Collect all lines from the records below that include the word "many".

----------

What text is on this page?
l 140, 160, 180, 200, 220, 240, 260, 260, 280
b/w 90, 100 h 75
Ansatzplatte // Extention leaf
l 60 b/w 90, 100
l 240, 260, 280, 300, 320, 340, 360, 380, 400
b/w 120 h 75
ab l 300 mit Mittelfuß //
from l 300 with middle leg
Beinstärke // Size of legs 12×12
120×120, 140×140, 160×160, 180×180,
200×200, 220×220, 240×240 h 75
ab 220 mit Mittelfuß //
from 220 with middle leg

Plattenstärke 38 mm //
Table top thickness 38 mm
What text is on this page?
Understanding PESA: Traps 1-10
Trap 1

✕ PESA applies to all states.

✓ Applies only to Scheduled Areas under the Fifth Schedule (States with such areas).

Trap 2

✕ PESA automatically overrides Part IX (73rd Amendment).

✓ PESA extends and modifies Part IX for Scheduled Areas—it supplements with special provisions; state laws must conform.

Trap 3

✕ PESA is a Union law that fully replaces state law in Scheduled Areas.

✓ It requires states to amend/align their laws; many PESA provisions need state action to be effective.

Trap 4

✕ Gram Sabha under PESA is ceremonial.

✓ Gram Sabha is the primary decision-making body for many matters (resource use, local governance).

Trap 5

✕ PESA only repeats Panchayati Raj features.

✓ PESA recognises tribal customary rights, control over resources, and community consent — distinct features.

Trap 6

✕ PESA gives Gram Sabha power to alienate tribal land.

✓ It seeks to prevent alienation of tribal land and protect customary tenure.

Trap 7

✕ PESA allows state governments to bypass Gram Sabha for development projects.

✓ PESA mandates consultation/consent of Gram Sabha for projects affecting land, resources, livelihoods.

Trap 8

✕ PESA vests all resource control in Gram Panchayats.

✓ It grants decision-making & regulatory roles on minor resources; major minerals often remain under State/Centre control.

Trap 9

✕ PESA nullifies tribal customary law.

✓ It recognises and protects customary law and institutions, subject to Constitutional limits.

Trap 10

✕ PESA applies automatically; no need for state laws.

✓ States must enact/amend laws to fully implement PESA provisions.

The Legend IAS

----------

Solution for this exercise:
✓ It requires states to amend/align their laws; many PESA provisions need state action to be effective.
✓ Gram Sabha is the primary decision-making body for many matters (resource use, local governance).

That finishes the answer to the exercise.